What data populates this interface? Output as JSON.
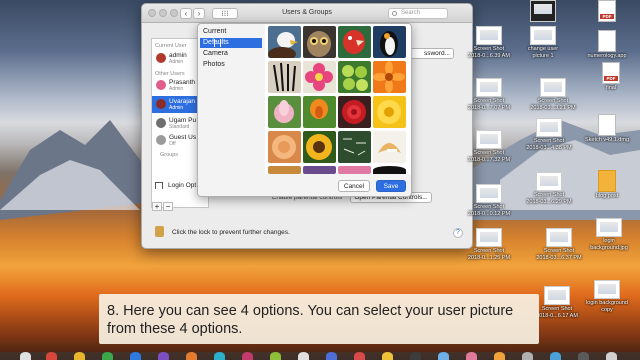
{
  "window": {
    "title": "Users & Groups",
    "search_placeholder": "Search",
    "nav_back": "‹",
    "nav_forward": "›",
    "grid_label": "⁝⁝⁝"
  },
  "sidebar": {
    "current_user_header": "Current User",
    "other_users_header": "Other Users",
    "groups_label": "Groups",
    "users": [
      {
        "name": "admin",
        "role": "Admin",
        "color": "#b23a2a"
      },
      {
        "name": "Prasanth",
        "role": "Admin",
        "color": "#e05f8a"
      },
      {
        "name": "Uvarajan",
        "role": "Admin",
        "color": "#8a2b2b"
      },
      {
        "name": "Ugam Pu",
        "role": "Standard",
        "color": "#6f6f6f"
      },
      {
        "name": "Guest Us",
        "role": "Off",
        "color": "#9a9a9a"
      }
    ],
    "login_options": "Login Opt",
    "add": "+",
    "remove": "−"
  },
  "main": {
    "password_button": "ssword...",
    "parental_checkbox": "Enable parental controls",
    "parental_button": "Open Parental Controls..."
  },
  "footer": {
    "lock_text": "Click the lock to prevent further changes.",
    "help": "?"
  },
  "picker": {
    "menu": [
      "Current",
      "Defaults",
      "Camera",
      "Photos"
    ],
    "selected": "Defaults",
    "tiles": [
      "eagle",
      "owl",
      "parrot",
      "penguin",
      "zebra",
      "pink-flower",
      "lime",
      "orange-flower",
      "lotus",
      "tulip",
      "red-rose",
      "sunflower",
      "peach-rose",
      "daisy",
      "chalkboard",
      "fortune-cookie"
    ],
    "cancel": "Cancel",
    "save": "Save"
  },
  "desktop_icons": [
    {
      "label": "",
      "kind": "thumb"
    },
    {
      "label": "PDF",
      "kind": "pdf"
    },
    {
      "label": "Screen Shot\n2018-0...6.39 AM",
      "kind": "thumb"
    },
    {
      "label": "change user\npicture 1",
      "kind": "thumb"
    },
    {
      "label": "numerology.app",
      "kind": "pdf"
    },
    {
      "label": "Screen Shot\n2018-0...7.07 PM",
      "kind": "thumb"
    },
    {
      "label": "Screen Shot\n2018-03...3.21 PM",
      "kind": "thumb"
    },
    {
      "label": "final",
      "kind": "pdf"
    },
    {
      "label": "Screen Shot\n2018-0...7.32 PM",
      "kind": "thumb"
    },
    {
      "label": "Screen Shot\n2018-03...4.38 PM",
      "kind": "thumb"
    },
    {
      "label": "Sketch v49.1.dmg",
      "kind": "doc"
    },
    {
      "label": "Screen Shot\n2018-0...0.12 PM",
      "kind": "thumb"
    },
    {
      "label": "Screen Shot\n2018-03...6.29 PM",
      "kind": "thumb"
    },
    {
      "label": "blog post",
      "kind": "sketch"
    },
    {
      "label": "Screen Shot\n2018-0...1.25 PM",
      "kind": "thumb"
    },
    {
      "label": "Screen Shot\n2018-03...6.37 PM",
      "kind": "thumb"
    },
    {
      "label": "login\nbackground.jpg",
      "kind": "thumb"
    },
    {
      "label": "Screen Shot\n2018-0...6.17 AM",
      "kind": "thumb"
    },
    {
      "label": "login background\ncopy",
      "kind": "thumb"
    }
  ],
  "caption": "8. Here you can see 4 options. You can select your user picture from these 4 options."
}
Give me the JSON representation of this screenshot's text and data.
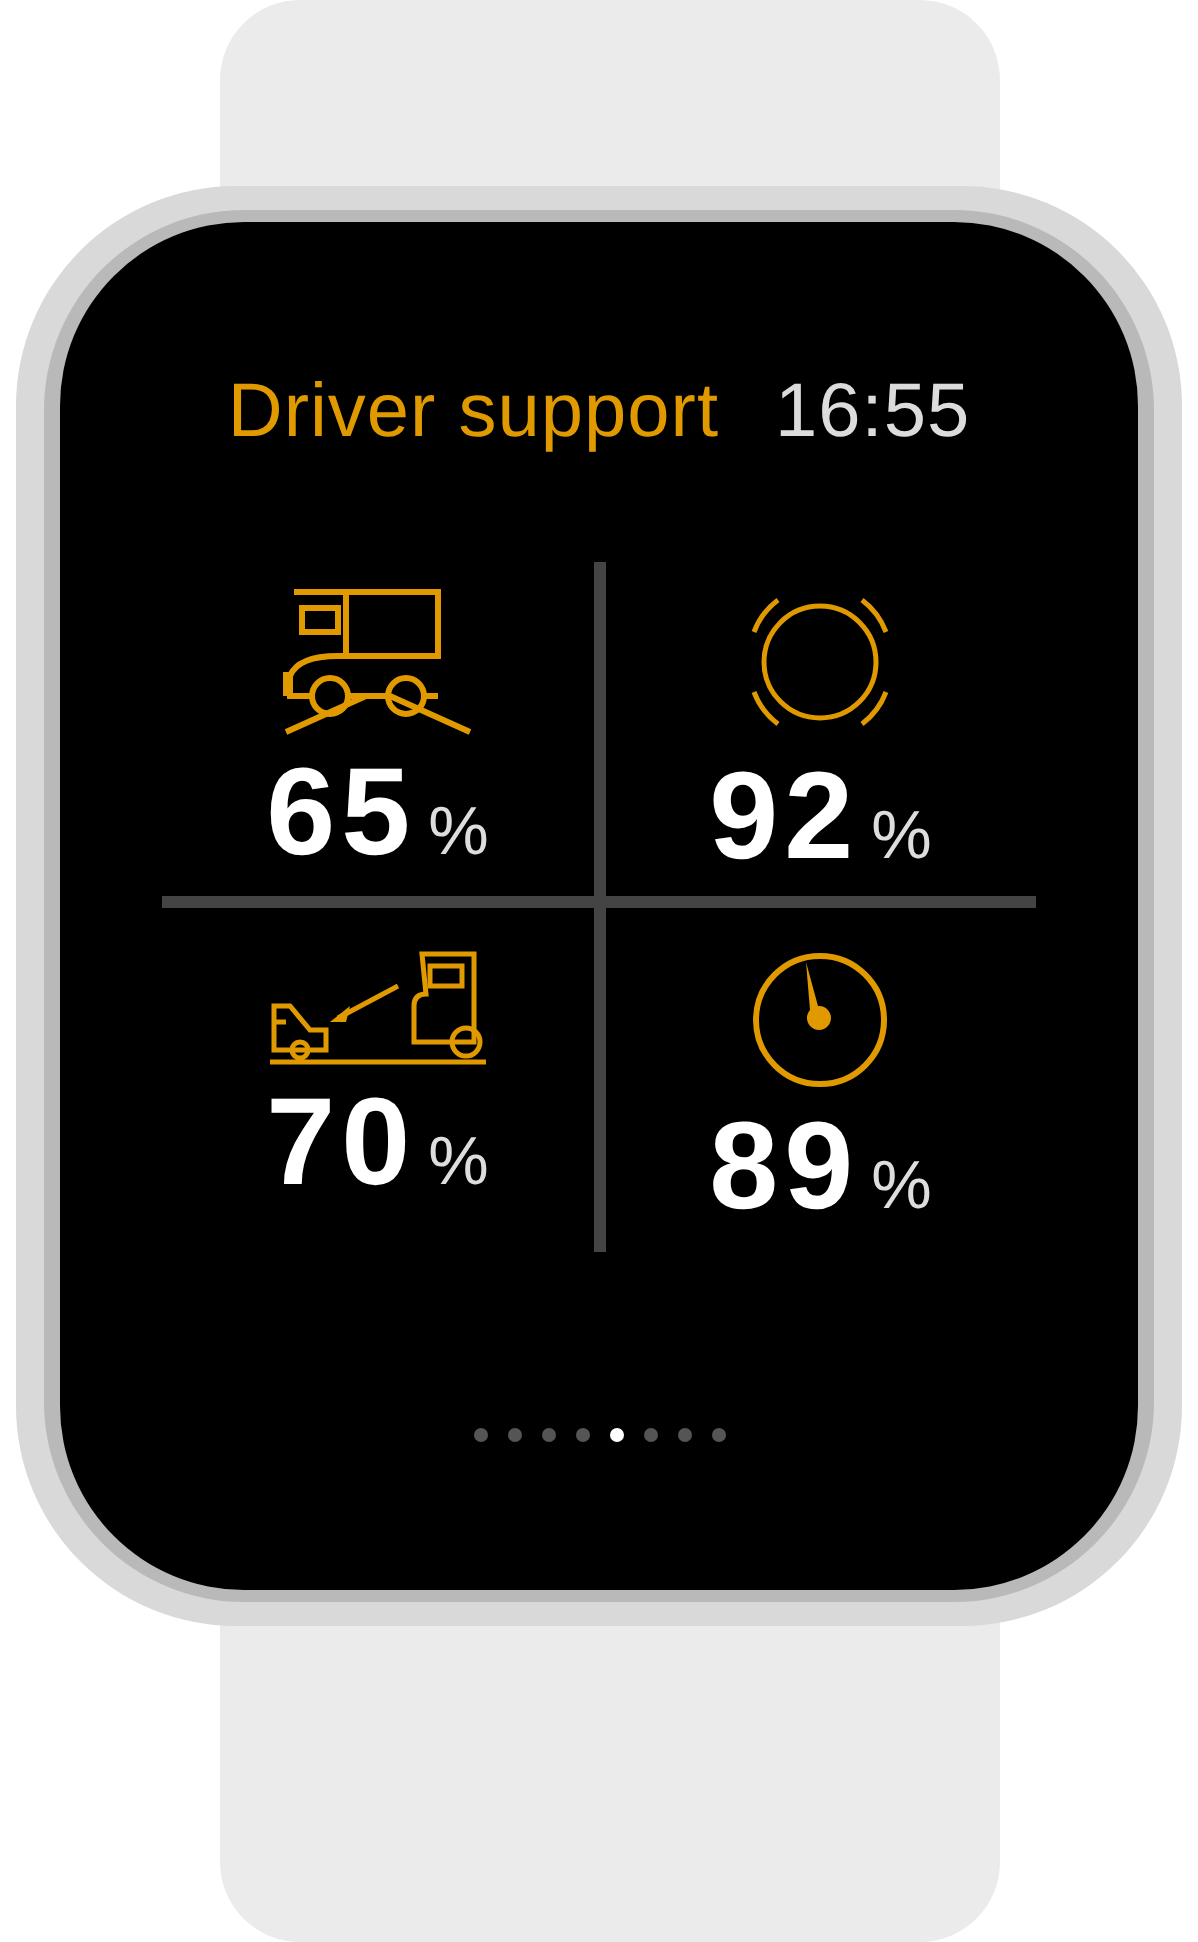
{
  "header": {
    "title": "Driver support",
    "time": "16:55"
  },
  "tiles": [
    {
      "kind": "truck-ramp",
      "value": "65",
      "unit": "%"
    },
    {
      "kind": "brake",
      "value": "92",
      "unit": "%"
    },
    {
      "kind": "following",
      "value": "70",
      "unit": "%"
    },
    {
      "kind": "speed",
      "value": "89",
      "unit": "%"
    }
  ],
  "page_dots": [
    {
      "selected": false
    },
    {
      "selected": false
    },
    {
      "selected": false
    },
    {
      "selected": false
    },
    {
      "selected": true
    },
    {
      "selected": false
    },
    {
      "selected": false
    },
    {
      "selected": false
    }
  ]
}
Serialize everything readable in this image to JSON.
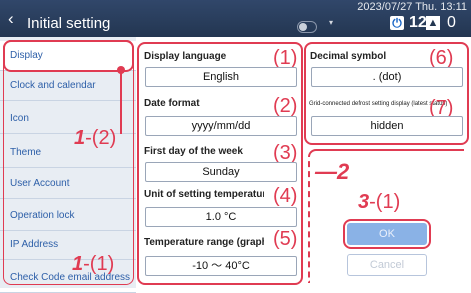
{
  "header": {
    "back_icon": "‹",
    "title": "Initial setting",
    "datetime": "2023/07/27 Thu. 13:11",
    "power_icon": "⏻",
    "power_count": "128",
    "warn_icon": "▲",
    "warn_count": "0",
    "chevron": "▾"
  },
  "sidebar": {
    "items": [
      {
        "label": "Display"
      },
      {
        "label": "Clock and calendar"
      },
      {
        "label": "Icon"
      },
      {
        "label": "Theme"
      },
      {
        "label": "User Account"
      },
      {
        "label": "Operation lock"
      },
      {
        "label": "IP Address"
      },
      {
        "label": "Check Code email address"
      }
    ]
  },
  "fields": {
    "display_language": {
      "label": "Display language",
      "value": "English",
      "num": "(1)"
    },
    "decimal_symbol": {
      "label": "Decimal symbol",
      "value": ". (dot)",
      "num": "(6)"
    },
    "date_format": {
      "label": "Date format",
      "value": "yyyy/mm/dd",
      "num": "(2)"
    },
    "defrost": {
      "label": "Grid-connected defrost setting display (latest status)",
      "value": "hidden",
      "num": "(7)"
    },
    "first_day": {
      "label": "First day of the week",
      "value": "Sunday",
      "num": "(3)"
    },
    "unit": {
      "label": "Unit of setting temperature",
      "value": "1.0 °C",
      "num": "(4)"
    },
    "range": {
      "label": "Temperature range (graph)",
      "value": "-10 ～ 40°C",
      "num": "(5)"
    }
  },
  "annotations": {
    "a1_2": {
      "num": "1",
      "part": "-(2)"
    },
    "a1_1": {
      "num": "1",
      "part": "-(1)"
    },
    "a2": "—2",
    "a3": {
      "num": "3",
      "part": "-(1)"
    }
  },
  "buttons": {
    "ok": "OK",
    "cancel": "Cancel"
  },
  "colors": {
    "header": "#233651",
    "annotation": "#e03b52",
    "sidebar": "#e8edf3",
    "ok": "#8ab2e6"
  }
}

====

→ Work to complete
Select every line in the records above that contains the word "Current".

→ Answer
    "current_user_header": "Current User",
      "Current",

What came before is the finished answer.